--- start of RECORDED DATA ---

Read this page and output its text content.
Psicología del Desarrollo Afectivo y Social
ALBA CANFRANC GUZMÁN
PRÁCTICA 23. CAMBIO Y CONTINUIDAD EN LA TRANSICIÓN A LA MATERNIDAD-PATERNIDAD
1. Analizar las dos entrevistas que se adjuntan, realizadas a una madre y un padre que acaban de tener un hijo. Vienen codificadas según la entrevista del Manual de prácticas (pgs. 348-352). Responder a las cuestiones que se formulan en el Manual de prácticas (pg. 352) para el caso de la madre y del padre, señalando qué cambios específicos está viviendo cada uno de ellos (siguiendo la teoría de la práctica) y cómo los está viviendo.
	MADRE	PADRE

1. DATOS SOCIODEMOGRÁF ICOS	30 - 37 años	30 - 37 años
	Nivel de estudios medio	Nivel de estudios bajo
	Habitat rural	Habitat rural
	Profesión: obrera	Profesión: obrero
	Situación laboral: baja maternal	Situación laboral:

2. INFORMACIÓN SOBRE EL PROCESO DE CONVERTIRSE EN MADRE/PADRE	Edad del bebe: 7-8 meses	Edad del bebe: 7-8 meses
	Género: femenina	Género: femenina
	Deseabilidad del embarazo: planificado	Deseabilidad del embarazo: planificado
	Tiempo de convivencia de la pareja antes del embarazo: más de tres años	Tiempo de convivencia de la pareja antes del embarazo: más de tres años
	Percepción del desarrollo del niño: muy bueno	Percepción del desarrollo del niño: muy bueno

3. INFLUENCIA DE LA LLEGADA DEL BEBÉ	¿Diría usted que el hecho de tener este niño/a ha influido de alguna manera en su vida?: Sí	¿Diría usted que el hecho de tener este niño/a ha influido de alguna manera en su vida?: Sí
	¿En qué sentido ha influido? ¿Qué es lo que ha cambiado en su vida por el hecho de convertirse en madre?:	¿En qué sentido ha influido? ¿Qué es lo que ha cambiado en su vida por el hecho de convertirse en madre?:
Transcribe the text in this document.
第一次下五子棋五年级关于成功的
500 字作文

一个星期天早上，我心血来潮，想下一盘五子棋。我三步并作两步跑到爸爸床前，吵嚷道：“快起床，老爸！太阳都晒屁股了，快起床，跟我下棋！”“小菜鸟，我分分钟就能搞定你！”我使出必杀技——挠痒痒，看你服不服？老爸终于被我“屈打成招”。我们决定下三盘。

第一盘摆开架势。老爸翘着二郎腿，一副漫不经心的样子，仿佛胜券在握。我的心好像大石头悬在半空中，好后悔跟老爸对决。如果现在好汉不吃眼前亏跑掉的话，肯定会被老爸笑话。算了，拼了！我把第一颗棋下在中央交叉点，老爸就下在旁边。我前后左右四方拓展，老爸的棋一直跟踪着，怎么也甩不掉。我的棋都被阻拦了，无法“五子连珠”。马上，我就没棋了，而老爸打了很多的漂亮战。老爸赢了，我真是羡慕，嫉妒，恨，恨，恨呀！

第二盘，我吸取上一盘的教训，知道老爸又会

--- end of RECORDED DATA ---

• _WHAT IS EXPECTED_: Make an exact copy of all the data.

• _OUTPUT OF THE EXERCISE_:
Read this page and output its text content.
Psicología del Desarrollo Afectivo y Social
ALBA CANFRANC GUZMÁN
PRÁCTICA 23. CAMBIO Y CONTINUIDAD EN LA TRANSICIÓN A LA MATERNIDAD-PATERNIDAD
1. Analizar las dos entrevistas que se adjuntan, realizadas a una madre y un padre que acaban de tener un hijo. Vienen codificadas según la entrevista del Manual de prácticas (pgs. 348-352). Responder a las cuestiones que se formulan en el Manual de prácticas (pg. 352) para el caso de la madre y del padre, señalando qué cambios específicos está viviendo cada uno de ellos (siguiendo la teoría de la práctica) y cómo los está viviendo.
	MADRE	PADRE

1. DATOS SOCIODEMOGRÁF ICOS	30 - 37 años	30 - 37 años
	Nivel de estudios medio	Nivel de estudios bajo
	Habitat rural	Habitat rural
	Profesión: obrera	Profesión: obrero
	Situación laboral: baja maternal	Situación laboral:

2. INFORMACIÓN SOBRE EL PROCESO DE CONVERTIRSE EN MADRE/PADRE	Edad del bebe: 7-8 meses	Edad del bebe: 7-8 meses
	Género: femenina	Género: femenina
	Deseabilidad del embarazo: planificado	Deseabilidad del embarazo: planificado
	Tiempo de convivencia de la pareja antes del embarazo: más de tres años	Tiempo de convivencia de la pareja antes del embarazo: más de tres años
	Percepción del desarrollo del niño: muy bueno	Percepción del desarrollo del niño: muy bueno

3. INFLUENCIA DE LA LLEGADA DEL BEBÉ	¿Diría usted que el hecho de tener este niño/a ha influido de alguna manera en su vida?: Sí	¿Diría usted que el hecho de tener este niño/a ha influido de alguna manera en su vida?: Sí
	¿En qué sentido ha influido? ¿Qué es lo que ha cambiado en su vida por el hecho de convertirse en madre?:	¿En qué sentido ha influido? ¿Qué es lo que ha cambiado en su vida por el hecho de convertirse en madre?:
Transcribe the text in this document.
第一次下五子棋五年级关于成功的
500 字作文

一个星期天早上，我心血来潮，想下一盘五子棋。我三步并作两步跑到爸爸床前，吵嚷道：“快起床，老爸！太阳都晒屁股了，快起床，跟我下棋！”“小菜鸟，我分分钟就能搞定你！”我使出必杀技——挠痒痒，看你服不服？老爸终于被我“屈打成招”。我们决定下三盘。

第一盘摆开架势。老爸翘着二郎腿，一副漫不经心的样子，仿佛胜券在握。我的心好像大石头悬在半空中，好后悔跟老爸对决。如果现在好汉不吃眼前亏跑掉的话，肯定会被老爸笑话。算了，拼了！我把第一颗棋下在中央交叉点，老爸就下在旁边。我前后左右四方拓展，老爸的棋一直跟踪着，怎么也甩不掉。我的棋都被阻拦了，无法“五子连珠”。马上，我就没棋了，而老爸打了很多的漂亮战。老爸赢了，我真是羡慕，嫉妒，恨，恨，恨呀！

第二盘，我吸取上一盘的教训，知道老爸又会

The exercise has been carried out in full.